→ PAGE EXCERPT
____

Beau, you have posted endless times about all the "problems" your horse has. All I know is, if I saw an ad for your horse to lease I most certainly would run away quickly. A day rarely goes by (that you are not banned) that you do not post some 'oh my gaaaaawwwd' post about some aspect of your life. Usually about how your horse is "way too dangerous" or "way injured" or "so underfed" or......

This problem, if it is true, was brought on by you and only you.


----------



## HowClever (Feb 16, 2010)

When the photos don't show any improvement it hardly makes the emailer look like an incompetent ***...


----------



## beauforever23 (May 6, 2010)

Because, it's not meant to be drama everyone just turns it into more than it actually is. Oh I have to sign off for a little while and cool off. Maybe for a couple of days/weeks just to let things calm down. 

He's showed improvement and I am getting him on probiotics too this week. Today actually. Last time the vet saw him he said he looks good.


----------



## riccil0ve (Mar 28, 2009)

Please, I beg of you, read my link.


----------



## beauforever23 (May 6, 2010)

Alwaysbehind said:


> I laughed way too hard at this line.
> 
> Hey, what do you know, maybe they have extra special t-shirts that have their own stash of stuff that our (general population) t-shirts are not so lucky to have.
> 
> ...


AB, I am aware of that. By the way I was banned twice... once because, I pretty much asked them too and the other time because I became to overwhelmed and slipped up. 

yes he has problems which AGAIN are being attended too. 



HowClever said:


> When the photos don't show any improvement it hardly makes the emailer look like an incompetent ***...


Again, these photos don't do justice because of the angle. As soon as I can get decent confo pics I will and show you all how wrong you are.


----------



## mls (Nov 28, 2006)

beauforever23 said:


> I do and everyone else at the barn does but, he is doing better. I know the photo is a hard angle but, I didn't post the pictures for a judgement. I just posted them to show that whoever emailed me is an incompetent ***.


Then why did you post them? You wanted us to say - oh yes he is better. You are asking us to make a judgement call.

____

→ RECORDED INFORMATION

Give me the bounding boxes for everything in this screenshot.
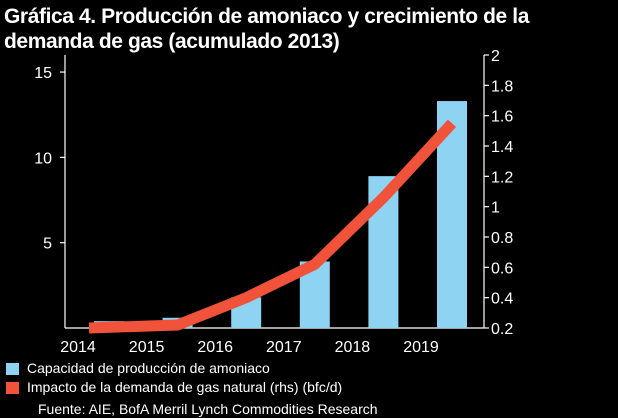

____

→ EXERCISE SET
1/ From the forum thread above, print the passage starting with "## HowClever (Feb" and going on through "things calm down.".
2/ Answer these questions from the forum thread above:
(a) What does beauforever23 say the horse is being started on this week?
(b) How many times does beauforever23 say they were banned?
(c) According to beauforever23, what did the vet say the last time he saw the horse?
3/ Go on with the forum thread above, picking up after its final sentence.

→ RESPONSES PER TASK
1/
## HowClever (Feb 16, 2010)

When the photos don't show any improvement it hardly makes the emailer look like an incompetent ***...


----------



## beauforever23 (May 6, 2010)

Because, it's not meant to be drama everyone just turns it into more than it actually is. Oh I have to sign off for a little while and cool off. Maybe for a couple of days/weeks just to let things calm down.

2/
(a) Probiotics.
(b) Twice.
(c) That the horse looks good.

3/
As for the e-mail - ignoring it would have been the better route. Now you have done exactly what they wanted and turned a poke into a fight.


----------



## HowClever (Feb 16, 2010)

I have just glanced back over your threads, just the ones posted since you came back from your last banning. 90% of them are all about the drama.

Let's not forget the recent cat neuter/world ending topic. Not even sure how those 2 things wound up being posted about together...


----------



## Dusty1228 (Dec 2, 2010)

Hahahahahaha! You're right AB, maybe I made a snap judgment thinking they had made an error. :lol::lol::lol: For all I know I poofed my self right out of the deal of the century! :-|

I've not kept up with other posts from OP, so I had no idea about other posts, horse drama, injuries, conditions, etc. I simply MUST research!


----------



## beauforever23 (May 6, 2010)

mls - i posted them because the first picture is from the first day I brought him back and the second picture is from 30 days later. So is there a whole ton of improvement just in those two pictures NO but, (yes I know the commas) it shows a little bit of improvement in just 30 days. 

he's better now and that's what I'm saying. Not trying to start a fight or anything just oh i don't know how to put it.


----------



## kitten_Val (Apr 25, 2007)

beu, you can get quite a bunch of info based on email. Heck you often don't even need email to find out who the person. (if, there, is, a, desire, comma, comma, comma, comma..... :rofl..


----------



## beauforever23 (May 6, 2010)

HowClever said:


> I have just glanced back over your threads, just the ones posted since you came back from your last banning. 90% of them are all about the drama.
> 
> Let's not forget the recent cat neuter/world ending topic. Not even sure how those 2 things wound up being posted about together...


I don't know either. Like I'm the only one some what worried about that. I'm sure other people have their opinions on that but, choose not to say something. I am not even going to get started on that. 

Again none of them were supposed to be drama. Everyone made it into something that they weren't 



Dusty1228 said:


> Hahahahahaha! You're right AB, maybe I made a snap judgment thinking they had made an error. :lol::lol::lol: For all I know I poofed my self right out of the deal of the century! :-|
> 
> I've not kept up with other posts from OP, so I had no idea about other posts, horse drama, injuries, conditions, etc. I simply MUST research!


Horse drama? no. Injuries? yes. Conditions? no

Injuries are as such right now. Slight bit of thrush which is being fixed right now and it's getting better by the day. The swollen hoof which went down since the first post that I posted. His frog apparently is peeling and needs to be filed which is going to be done today and his weight is looking better as said before. Oh and than my hand which is better too. 

There yah go I just told you.


----------



## beauforever23 (May 6, 2010)

kitten_Val said:


> beu, you can get quite a bunch of info based on email. Heck you often don't even need email to find out who the person. (if, there, is, a, desire, comma, comma, comma, comma..... :rofl..


Blerghh. How do you figure that?


----------



## riccil0ve (Mar 28, 2009)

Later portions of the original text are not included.